- [PROBLEM DETAILS]: Restate the records in their entirety, word for word.

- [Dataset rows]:

------------

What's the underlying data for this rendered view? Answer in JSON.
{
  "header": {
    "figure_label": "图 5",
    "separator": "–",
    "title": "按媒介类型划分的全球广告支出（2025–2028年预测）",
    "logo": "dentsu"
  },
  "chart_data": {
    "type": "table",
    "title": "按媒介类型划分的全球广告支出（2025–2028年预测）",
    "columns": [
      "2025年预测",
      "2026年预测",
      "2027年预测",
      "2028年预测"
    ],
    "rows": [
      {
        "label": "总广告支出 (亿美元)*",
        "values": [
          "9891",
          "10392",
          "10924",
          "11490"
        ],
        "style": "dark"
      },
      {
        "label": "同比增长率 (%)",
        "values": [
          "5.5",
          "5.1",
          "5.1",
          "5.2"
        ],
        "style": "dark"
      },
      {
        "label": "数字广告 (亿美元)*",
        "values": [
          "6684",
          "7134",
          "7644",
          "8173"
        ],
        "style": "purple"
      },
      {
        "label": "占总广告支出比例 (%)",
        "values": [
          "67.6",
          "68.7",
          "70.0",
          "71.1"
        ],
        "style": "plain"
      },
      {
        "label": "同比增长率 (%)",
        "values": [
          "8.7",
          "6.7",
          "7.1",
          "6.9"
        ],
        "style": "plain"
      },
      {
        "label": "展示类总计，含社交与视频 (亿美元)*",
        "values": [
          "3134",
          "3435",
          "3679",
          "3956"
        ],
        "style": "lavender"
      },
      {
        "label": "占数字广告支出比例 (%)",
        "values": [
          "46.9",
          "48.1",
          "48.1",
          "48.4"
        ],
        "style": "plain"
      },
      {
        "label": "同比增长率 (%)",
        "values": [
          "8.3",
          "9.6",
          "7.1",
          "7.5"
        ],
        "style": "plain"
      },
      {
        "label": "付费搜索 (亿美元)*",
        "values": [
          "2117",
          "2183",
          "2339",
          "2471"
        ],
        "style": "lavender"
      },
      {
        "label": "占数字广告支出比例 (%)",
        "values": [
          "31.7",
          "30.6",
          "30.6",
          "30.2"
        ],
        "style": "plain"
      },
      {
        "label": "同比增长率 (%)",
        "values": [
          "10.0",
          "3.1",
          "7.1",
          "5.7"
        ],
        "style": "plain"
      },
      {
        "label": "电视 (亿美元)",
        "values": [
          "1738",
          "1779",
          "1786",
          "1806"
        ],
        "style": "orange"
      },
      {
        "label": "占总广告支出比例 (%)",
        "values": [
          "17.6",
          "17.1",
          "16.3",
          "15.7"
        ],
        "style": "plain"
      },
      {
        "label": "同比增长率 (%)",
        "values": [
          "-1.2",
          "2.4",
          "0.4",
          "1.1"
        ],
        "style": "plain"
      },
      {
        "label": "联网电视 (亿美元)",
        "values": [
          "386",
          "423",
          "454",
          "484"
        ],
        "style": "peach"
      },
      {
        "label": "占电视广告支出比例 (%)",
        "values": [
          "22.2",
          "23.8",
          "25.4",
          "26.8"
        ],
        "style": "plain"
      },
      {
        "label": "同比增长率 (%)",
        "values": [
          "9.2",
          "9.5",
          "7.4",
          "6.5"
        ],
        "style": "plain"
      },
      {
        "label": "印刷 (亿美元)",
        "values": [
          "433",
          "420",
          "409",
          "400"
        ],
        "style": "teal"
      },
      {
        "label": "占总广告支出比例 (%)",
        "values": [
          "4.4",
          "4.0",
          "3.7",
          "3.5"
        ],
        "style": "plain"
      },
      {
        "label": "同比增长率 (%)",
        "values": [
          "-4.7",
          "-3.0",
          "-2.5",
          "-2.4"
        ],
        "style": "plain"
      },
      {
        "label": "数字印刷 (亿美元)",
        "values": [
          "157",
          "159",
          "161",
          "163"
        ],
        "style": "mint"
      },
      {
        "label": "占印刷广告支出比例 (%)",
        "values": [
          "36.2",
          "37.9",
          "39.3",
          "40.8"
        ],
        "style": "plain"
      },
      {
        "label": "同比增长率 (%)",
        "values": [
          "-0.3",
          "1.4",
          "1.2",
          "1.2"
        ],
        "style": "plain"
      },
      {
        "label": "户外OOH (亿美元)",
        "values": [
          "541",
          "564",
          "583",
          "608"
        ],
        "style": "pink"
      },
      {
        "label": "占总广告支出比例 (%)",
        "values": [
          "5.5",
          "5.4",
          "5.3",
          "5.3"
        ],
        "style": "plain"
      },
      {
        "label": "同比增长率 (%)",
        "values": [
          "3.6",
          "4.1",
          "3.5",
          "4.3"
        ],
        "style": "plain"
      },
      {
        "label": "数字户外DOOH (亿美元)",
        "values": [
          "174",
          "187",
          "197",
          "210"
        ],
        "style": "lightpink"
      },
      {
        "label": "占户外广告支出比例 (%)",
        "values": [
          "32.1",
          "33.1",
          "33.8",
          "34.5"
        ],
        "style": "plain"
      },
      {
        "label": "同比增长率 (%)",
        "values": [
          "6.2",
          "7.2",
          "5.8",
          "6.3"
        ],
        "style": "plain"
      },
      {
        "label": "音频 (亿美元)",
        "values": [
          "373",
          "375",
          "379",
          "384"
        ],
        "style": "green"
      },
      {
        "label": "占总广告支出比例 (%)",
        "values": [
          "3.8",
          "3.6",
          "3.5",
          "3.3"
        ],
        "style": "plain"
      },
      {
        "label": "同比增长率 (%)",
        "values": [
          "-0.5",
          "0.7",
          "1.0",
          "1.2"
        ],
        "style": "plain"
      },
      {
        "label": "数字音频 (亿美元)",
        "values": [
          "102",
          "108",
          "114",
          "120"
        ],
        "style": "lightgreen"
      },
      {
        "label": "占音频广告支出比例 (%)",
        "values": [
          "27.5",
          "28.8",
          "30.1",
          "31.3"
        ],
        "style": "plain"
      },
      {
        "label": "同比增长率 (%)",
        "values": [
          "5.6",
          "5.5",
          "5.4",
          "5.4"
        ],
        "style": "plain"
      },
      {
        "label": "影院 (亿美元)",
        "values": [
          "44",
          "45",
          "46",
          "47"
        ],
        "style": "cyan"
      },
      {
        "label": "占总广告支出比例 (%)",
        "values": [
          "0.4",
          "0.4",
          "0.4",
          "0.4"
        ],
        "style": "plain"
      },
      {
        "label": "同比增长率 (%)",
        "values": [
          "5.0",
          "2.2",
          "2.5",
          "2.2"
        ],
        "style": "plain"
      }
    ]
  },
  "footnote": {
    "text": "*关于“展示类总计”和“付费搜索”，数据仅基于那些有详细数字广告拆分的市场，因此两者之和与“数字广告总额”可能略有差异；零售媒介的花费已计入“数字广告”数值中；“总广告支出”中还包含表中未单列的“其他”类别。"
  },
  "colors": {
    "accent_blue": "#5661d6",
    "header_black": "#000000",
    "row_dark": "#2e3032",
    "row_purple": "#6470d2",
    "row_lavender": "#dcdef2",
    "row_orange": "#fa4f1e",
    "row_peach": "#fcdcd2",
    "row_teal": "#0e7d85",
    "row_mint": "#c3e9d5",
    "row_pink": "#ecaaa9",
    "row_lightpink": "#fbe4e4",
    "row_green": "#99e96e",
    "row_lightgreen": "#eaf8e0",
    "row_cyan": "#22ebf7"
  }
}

------------

- [SOLUTION TO THE EXERCISE]:
What's the underlying data for this rendered view? Answer in JSON.
{
  "header": {
    "figure_label": "图 5",
    "separator": "–",
    "title": "按媒介类型划分的全球广告支出（2025–2028年预测）",
    "logo": "dentsu"
  },
  "chart_data": {
    "type": "table",
    "title": "按媒介类型划分的全球广告支出（2025–2028年预测）",
    "columns": [
      "2025年预测",
      "2026年预测",
      "2027年预测",
      "2028年预测"
    ],
    "rows": [
      {
        "label": "总广告支出 (亿美元)*",
        "values": [
          "9891",
          "10392",
          "10924",
          "11490"
        ],
        "style": "dark"
      },
      {
        "label": "同比增长率 (%)",
        "values": [
          "5.5",
          "5.1",
          "5.1",
          "5.2"
        ],
        "style": "dark"
      },
      {
        "label": "数字广告 (亿美元)*",
        "values": [
          "6684",
          "7134",
          "7644",
          "8173"
        ],
        "style": "purple"
      },
      {
        "label": "占总广告支出比例 (%)",
        "values": [
          "67.6",
          "68.7",
          "70.0",
          "71.1"
        ],
        "style": "plain"
      },
      {
        "label": "同比增长率 (%)",
        "values": [
          "8.7",
          "6.7",
          "7.1",
          "6.9"
        ],
        "style": "plain"
      },
      {
        "label": "展示类总计，含社交与视频 (亿美元)*",
        "values": [
          "3134",
          "3435",
          "3679",
          "3956"
        ],
        "style": "lavender"
      },
      {
        "label": "占数字广告支出比例 (%)",
        "values": [
          "46.9",
          "48.1",
          "48.1",
          "48.4"
        ],
        "style": "plain"
      },
      {
        "label": "同比增长率 (%)",
        "values": [
          "8.3",
          "9.6",
          "7.1",
          "7.5"
        ],
        "style": "plain"
      },
      {
        "label": "付费搜索 (亿美元)*",
        "values": [
          "2117",
          "2183",
          "2339",
          "2471"
        ],
        "style": "lavender"
      },
      {
        "label": "占数字广告支出比例 (%)",
        "values": [
          "31.7",
          "30.6",
          "30.6",
          "30.2"
        ],
        "style": "plain"
      },
      {
        "label": "同比增长率 (%)",
        "values": [
          "10.0",
          "3.1",
          "7.1",
          "5.7"
        ],
        "style": "plain"
      },
      {
        "label": "电视 (亿美元)",
        "values": [
          "1738",
          "1779",
          "1786",
          "1806"
        ],
        "style": "orange"
      },
      {
        "label": "占总广告支出比例 (%)",
        "values": [
          "17.6",
          "17.1",
          "16.3",
          "15.7"
        ],
        "style": "plain"
      },
      {
        "label": "同比增长率 (%)",
        "values": [
          "-1.2",
          "2.4",
          "0.4",
          "1.1"
        ],
        "style": "plain"
      },
      {
        "label": "联网电视 (亿美元)",
        "values": [
          "386",
          "423",
          "454",
          "484"
        ],
        "style": "peach"
      },
      {
        "label": "占电视广告支出比例 (%)",
        "values": [
          "22.2",
          "23.8",
          "25.4",
          "26.8"
        ],
        "style": "plain"
      },
      {
        "label": "同比增长率 (%)",
        "values": [
          "9.2",
          "9.5",
          "7.4",
          "6.5"
        ],
        "style": "plain"
      },
      {
        "label": "印刷 (亿美元)",
        "values": [
          "433",
          "420",
          "409",
          "400"
        ],
        "style": "teal"
      },
      {
        "label": "占总广告支出比例 (%)",
        "values": [
          "4.4",
          "4.0",
          "3.7",
          "3.5"
        ],
        "style": "plain"
      },
      {
        "label": "同比增长率 (%)",
        "values": [
          "-4.7",
          "-3.0",
          "-2.5",
          "-2.4"
        ],
        "style": "plain"
      },
      {
        "label": "数字印刷 (亿美元)",
        "values": [
          "157",
          "159",
          "161",
          "163"
        ],
        "style": "mint"
      },
      {
        "label": "占印刷广告支出比例 (%)",
        "values": [
          "36.2",
          "37.9",
          "39.3",
          "40.8"
        ],
        "style": "plain"
      },
      {
        "label": "同比增长率 (%)",
        "values": [
          "-0.3",
          "1.4",
          "1.2",
          "1.2"
        ],
        "style": "plain"
      },
      {
        "label": "户外OOH (亿美元)",
        "values": [
          "541",
          "564",
          "583",
          "608"
        ],
        "style": "pink"
      },
      {
        "label": "占总广告支出比例 (%)",
        "values": [
          "5.5",
          "5.4",
          "5.3",
          "5.3"
        ],
        "style": "plain"
      },
      {
        "label": "同比增长率 (%)",
        "values": [
          "3.6",
          "4.1",
          "3.5",
          "4.3"
        ],
        "style": "plain"
      },
      {
        "label": "数字户外DOOH (亿美元)",
        "values": [
          "174",
          "187",
          "197",
          "210"
        ],
        "style": "lightpink"
      },
      {
        "label": "占户外广告支出比例 (%)",
        "values": [
          "32.1",
          "33.1",
          "33.8",
          "34.5"
        ],
        "style": "plain"
      },
      {
        "label": "同比增长率 (%)",
        "values": [
          "6.2",
          "7.2",
          "5.8",
          "6.3"
        ],
        "style": "plain"
      },
      {
        "label": "音频 (亿美元)",
        "values": [
          "373",
          "375",
          "379",
          "384"
        ],
        "style": "green"
      },
      {
        "label": "占总广告支出比例 (%)",
        "values": [
          "3.8",
          "3.6",
          "3.5",
          "3.3"
        ],
        "style": "plain"
      },
      {
        "label": "同比增长率 (%)",
        "values": [
          "-0.5",
          "0.7",
          "1.0",
          "1.2"
        ],
        "style": "plain"
      },
      {
        "label": "数字音频 (亿美元)",
        "values": [
          "102",
          "108",
          "114",
          "120"
        ],
        "style": "lightgreen"
      },
      {
        "label": "占音频广告支出比例 (%)",
        "values": [
          "27.5",
          "28.8",
          "30.1",
          "31.3"
        ],
        "style": "plain"
      },
      {
        "label": "同比增长率 (%)",
        "values": [
          "5.6",
          "5.5",
          "5.4",
          "5.4"
        ],
        "style": "plain"
      },
      {
        "label": "影院 (亿美元)",
        "values": [
          "44",
          "45",
          "46",
          "47"
        ],
        "style": "cyan"
      },
      {
        "label": "占总广告支出比例 (%)",
        "values": [
          "0.4",
          "0.4",
          "0.4",
          "0.4"
        ],
        "style": "plain"
      },
      {
        "label": "同比增长率 (%)",
        "values": [
          "5.0",
          "2.2",
          "2.5",
          "2.2"
        ],
        "style": "plain"
      }
    ]
  },
  "footnote": {
    "text": "*关于“展示类总计”和“付费搜索”，数据仅基于那些有详细数字广告拆分的市场，因此两者之和与“数字广告总额”可能略有差异；零售媒介的花费已计入“数字广告”数值中；“总广告支出”中还包含表中未单列的“其他”类别。"
  },
  "colors": {
    "accent_blue": "#5661d6",
    "header_black": "#000000",
    "row_dark": "#2e3032",
    "row_purple": "#6470d2",
    "row_lavender": "#dcdef2",
    "row_orange": "#fa4f1e",
    "row_peach": "#fcdcd2",
    "row_teal": "#0e7d85",
    "row_mint": "#c3e9d5",
    "row_pink": "#ecaaa9",
    "row_lightpink": "#fbe4e4",
    "row_green": "#99e96e",
    "row_lightgreen": "#eaf8e0",
    "row_cyan": "#22ebf7"
  }
}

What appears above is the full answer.